━━ Task data

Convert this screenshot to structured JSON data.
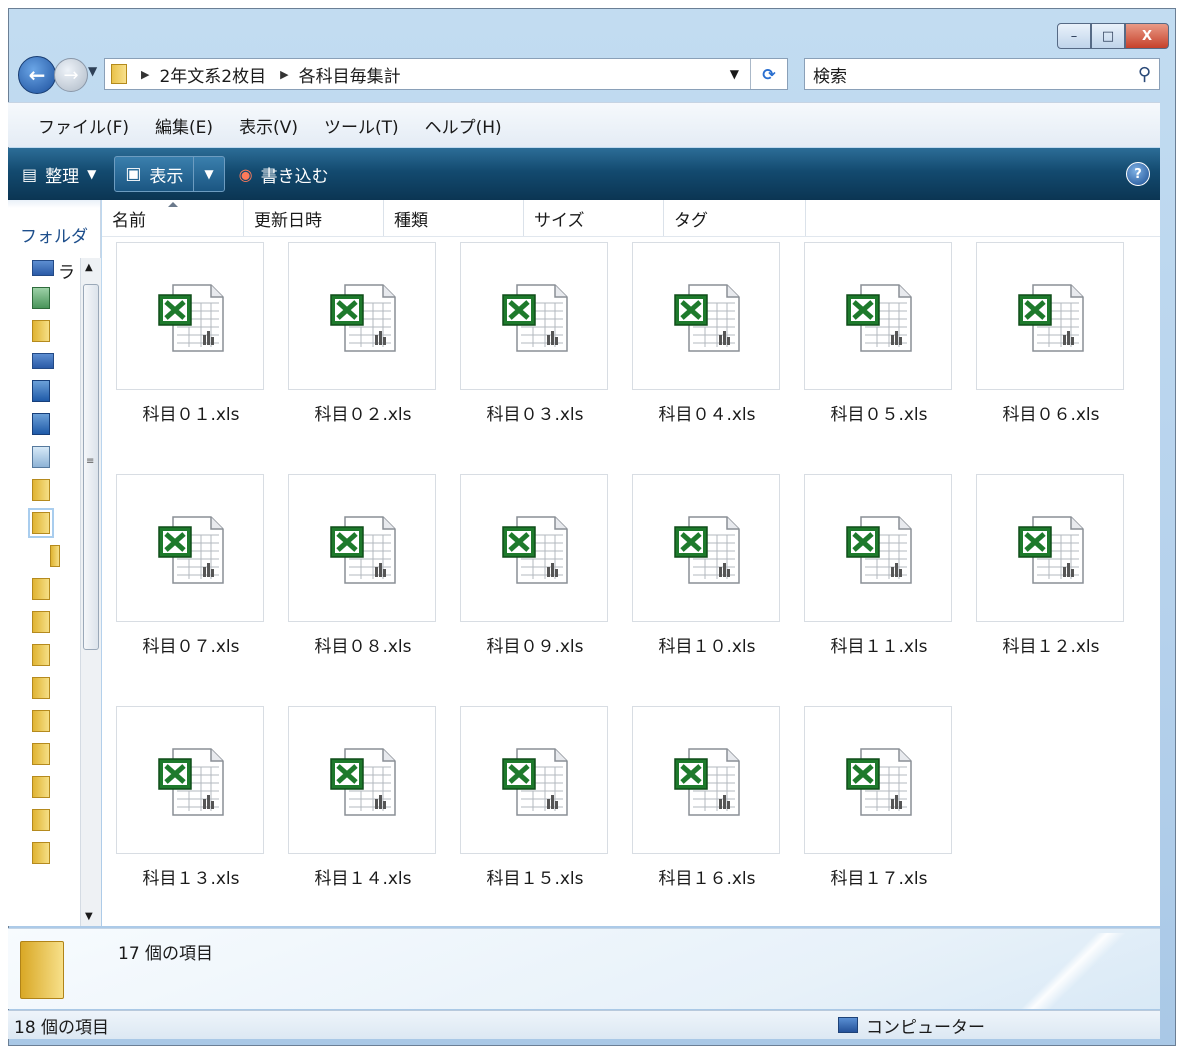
{
  "window": {
    "caption_buttons": {
      "minimize": "–",
      "maximize": "□",
      "close": "X"
    }
  },
  "address_bar": {
    "back_symbol": "←",
    "forward_symbol": "→",
    "breadcrumbs": [
      "2年文系2枚目",
      "各科目毎集計"
    ],
    "search_placeholder": "検索"
  },
  "menu": [
    "ファイル(F)",
    "編集(E)",
    "表示(V)",
    "ツール(T)",
    "ヘルプ(H)"
  ],
  "command_bar": {
    "organize": "整理",
    "view": "表示",
    "burn": "書き込む"
  },
  "nav_pane": {
    "header": "フォルダ",
    "first_item": "ラ"
  },
  "columns": [
    "名前",
    "更新日時",
    "種類",
    "サイズ",
    "タグ"
  ],
  "files": [
    "科目０１.xls",
    "科目０２.xls",
    "科目０３.xls",
    "科目０４.xls",
    "科目０５.xls",
    "科目０６.xls",
    "科目０７.xls",
    "科目０８.xls",
    "科目０９.xls",
    "科目１０.xls",
    "科目１１.xls",
    "科目１２.xls",
    "科目１３.xls",
    "科目１４.xls",
    "科目１５.xls",
    "科目１６.xls",
    "科目１７.xls"
  ],
  "details_pane": {
    "count": "17 個の項目"
  },
  "status_bar": {
    "count": "18 個の項目",
    "location": "コンピューター"
  },
  "colors": {
    "excel_green": "#1e7a2c",
    "command_bar": "#134a6f"
  }
}
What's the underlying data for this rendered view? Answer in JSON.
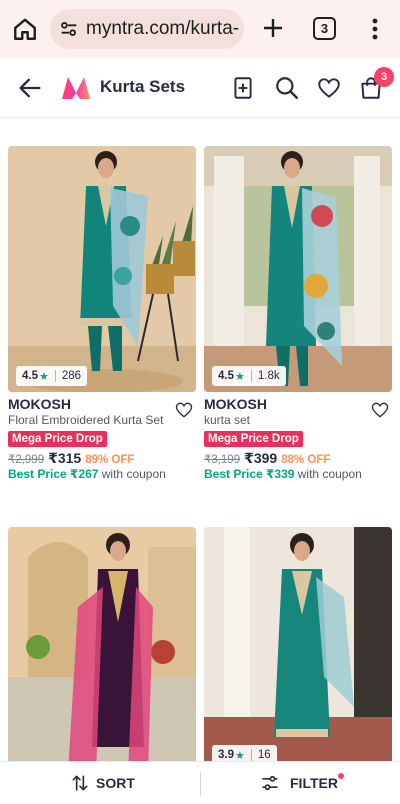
{
  "browser": {
    "url": "myntra.com/kurta-",
    "tab_count": "3"
  },
  "header": {
    "title": "Kurta Sets",
    "bag_count": "3"
  },
  "products": [
    {
      "brand": "MOKOSH",
      "name": "Floral Embroidered Kurta Set",
      "rating": "4.5",
      "rating_count": "286",
      "deal": "Mega Price Drop",
      "mrp": "₹2,999",
      "price": "₹315",
      "discount": "89% OFF",
      "best_price_label": "Best Price",
      "best_price": "₹267",
      "coupon_text": "with coupon"
    },
    {
      "brand": "MOKOSH",
      "name": "kurta set",
      "rating": "4.5",
      "rating_count": "1.8k",
      "deal": "Mega Price Drop",
      "mrp": "₹3,199",
      "price": "₹399",
      "discount": "88% OFF",
      "best_price_label": "Best Price",
      "best_price": "₹339",
      "coupon_text": "with coupon"
    },
    {
      "rating": "",
      "rating_count": ""
    },
    {
      "rating": "3.9",
      "rating_count": "16"
    }
  ],
  "bottom": {
    "sort_label": "SORT",
    "filter_label": "FILTER"
  }
}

━━━━

▶ Description of the task
Tally the lines containing "view". Provide the number without any other words.

▶ Solution for this task
2